→ STATED GOAL: The entries below are to be written out again without alteration.

Items from a data source
>> begin

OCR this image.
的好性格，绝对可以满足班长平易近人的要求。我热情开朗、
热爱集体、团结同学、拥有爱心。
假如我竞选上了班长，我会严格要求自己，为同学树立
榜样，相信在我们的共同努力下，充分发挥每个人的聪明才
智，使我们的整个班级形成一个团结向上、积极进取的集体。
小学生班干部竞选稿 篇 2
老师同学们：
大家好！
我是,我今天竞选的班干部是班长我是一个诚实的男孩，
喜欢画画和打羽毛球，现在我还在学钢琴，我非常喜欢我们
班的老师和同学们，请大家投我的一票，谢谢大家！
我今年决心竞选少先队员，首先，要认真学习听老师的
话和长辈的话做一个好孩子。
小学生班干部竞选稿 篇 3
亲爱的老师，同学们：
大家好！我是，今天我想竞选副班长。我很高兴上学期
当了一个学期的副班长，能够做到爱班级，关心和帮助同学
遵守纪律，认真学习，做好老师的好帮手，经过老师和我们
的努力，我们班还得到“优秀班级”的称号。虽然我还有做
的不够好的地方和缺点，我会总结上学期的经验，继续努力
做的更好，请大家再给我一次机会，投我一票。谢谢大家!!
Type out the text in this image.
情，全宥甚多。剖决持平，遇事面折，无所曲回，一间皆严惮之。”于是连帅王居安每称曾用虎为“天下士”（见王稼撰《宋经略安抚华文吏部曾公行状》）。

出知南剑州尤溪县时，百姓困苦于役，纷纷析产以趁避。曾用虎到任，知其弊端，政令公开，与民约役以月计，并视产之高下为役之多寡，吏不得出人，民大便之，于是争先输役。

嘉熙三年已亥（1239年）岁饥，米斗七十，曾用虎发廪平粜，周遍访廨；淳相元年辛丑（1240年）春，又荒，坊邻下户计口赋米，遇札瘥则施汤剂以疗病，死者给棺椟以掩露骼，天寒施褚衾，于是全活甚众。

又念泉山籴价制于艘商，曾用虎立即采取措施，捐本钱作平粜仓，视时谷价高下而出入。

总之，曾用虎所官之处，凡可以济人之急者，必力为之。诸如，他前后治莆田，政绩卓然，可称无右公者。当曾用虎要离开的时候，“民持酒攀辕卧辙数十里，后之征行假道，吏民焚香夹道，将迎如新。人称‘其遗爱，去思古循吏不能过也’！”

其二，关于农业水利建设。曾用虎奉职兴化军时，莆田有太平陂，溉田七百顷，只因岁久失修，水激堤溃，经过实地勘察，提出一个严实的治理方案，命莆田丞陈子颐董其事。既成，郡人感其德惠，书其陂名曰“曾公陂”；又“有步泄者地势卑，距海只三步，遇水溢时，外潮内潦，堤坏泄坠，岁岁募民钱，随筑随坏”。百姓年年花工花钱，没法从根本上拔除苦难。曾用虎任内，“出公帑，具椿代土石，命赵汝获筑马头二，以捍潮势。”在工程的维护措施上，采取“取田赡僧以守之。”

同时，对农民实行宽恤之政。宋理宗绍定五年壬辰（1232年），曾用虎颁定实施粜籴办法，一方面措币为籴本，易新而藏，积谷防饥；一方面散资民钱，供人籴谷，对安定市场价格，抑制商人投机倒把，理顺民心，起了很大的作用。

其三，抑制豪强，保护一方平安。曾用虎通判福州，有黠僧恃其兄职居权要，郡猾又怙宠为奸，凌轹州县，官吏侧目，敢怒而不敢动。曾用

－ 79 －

>> end

→ RESULT OF THIS EXERCISE:
OCR this image.
的好性格，绝对可以满足班长平易近人的要求。我热情开朗、
热爱集体、团结同学、拥有爱心。
假如我竞选上了班长，我会严格要求自己，为同学树立
榜样，相信在我们的共同努力下，充分发挥每个人的聪明才
智，使我们的整个班级形成一个团结向上、积极进取的集体。
小学生班干部竞选稿 篇 2
老师同学们：
大家好！
我是,我今天竞选的班干部是班长我是一个诚实的男孩，
喜欢画画和打羽毛球，现在我还在学钢琴，我非常喜欢我们
班的老师和同学们，请大家投我的一票，谢谢大家！
我今年决心竞选少先队员，首先，要认真学习听老师的
话和长辈的话做一个好孩子。
小学生班干部竞选稿 篇 3
亲爱的老师，同学们：
大家好！我是，今天我想竞选副班长。我很高兴上学期
当了一个学期的副班长，能够做到爱班级，关心和帮助同学
遵守纪律，认真学习，做好老师的好帮手，经过老师和我们
的努力，我们班还得到“优秀班级”的称号。虽然我还有做
的不够好的地方和缺点，我会总结上学期的经验，继续努力
做的更好，请大家再给我一次机会，投我一票。谢谢大家!!
Type out the text in this image.
情，全宥甚多。剖决持平，遇事面折，无所曲回，一间皆严惮之。”于是连帅王居安每称曾用虎为“天下士”（见王稼撰《宋经略安抚华文吏部曾公行状》）。

出知南剑州尤溪县时，百姓困苦于役，纷纷析产以趁避。曾用虎到任，知其弊端，政令公开，与民约役以月计，并视产之高下为役之多寡，吏不得出人，民大便之，于是争先输役。

嘉熙三年已亥（1239年）岁饥，米斗七十，曾用虎发廪平粜，周遍访廨；淳相元年辛丑（1240年）春，又荒，坊邻下户计口赋米，遇札瘥则施汤剂以疗病，死者给棺椟以掩露骼，天寒施褚衾，于是全活甚众。

又念泉山籴价制于艘商，曾用虎立即采取措施，捐本钱作平粜仓，视时谷价高下而出入。

总之，曾用虎所官之处，凡可以济人之急者，必力为之。诸如，他前后治莆田，政绩卓然，可称无右公者。当曾用虎要离开的时候，“民持酒攀辕卧辙数十里，后之征行假道，吏民焚香夹道，将迎如新。人称‘其遗爱，去思古循吏不能过也’！”

其二，关于农业水利建设。曾用虎奉职兴化军时，莆田有太平陂，溉田七百顷，只因岁久失修，水激堤溃，经过实地勘察，提出一个严实的治理方案，命莆田丞陈子颐董其事。既成，郡人感其德惠，书其陂名曰“曾公陂”；又“有步泄者地势卑，距海只三步，遇水溢时，外潮内潦，堤坏泄坠，岁岁募民钱，随筑随坏”。百姓年年花工花钱，没法从根本上拔除苦难。曾用虎任内，“出公帑，具椿代土石，命赵汝获筑马头二，以捍潮势。”在工程的维护措施上，采取“取田赡僧以守之。”

同时，对农民实行宽恤之政。宋理宗绍定五年壬辰（1232年），曾用虎颁定实施粜籴办法，一方面措币为籴本，易新而藏，积谷防饥；一方面散资民钱，供人籴谷，对安定市场价格，抑制商人投机倒把，理顺民心，起了很大的作用。

其三，抑制豪强，保护一方平安。曾用虎通判福州，有黠僧恃其兄职居权要，郡猾又怙宠为奸，凌轹州县，官吏侧目，敢怒而不敢动。曾用

－ 79 －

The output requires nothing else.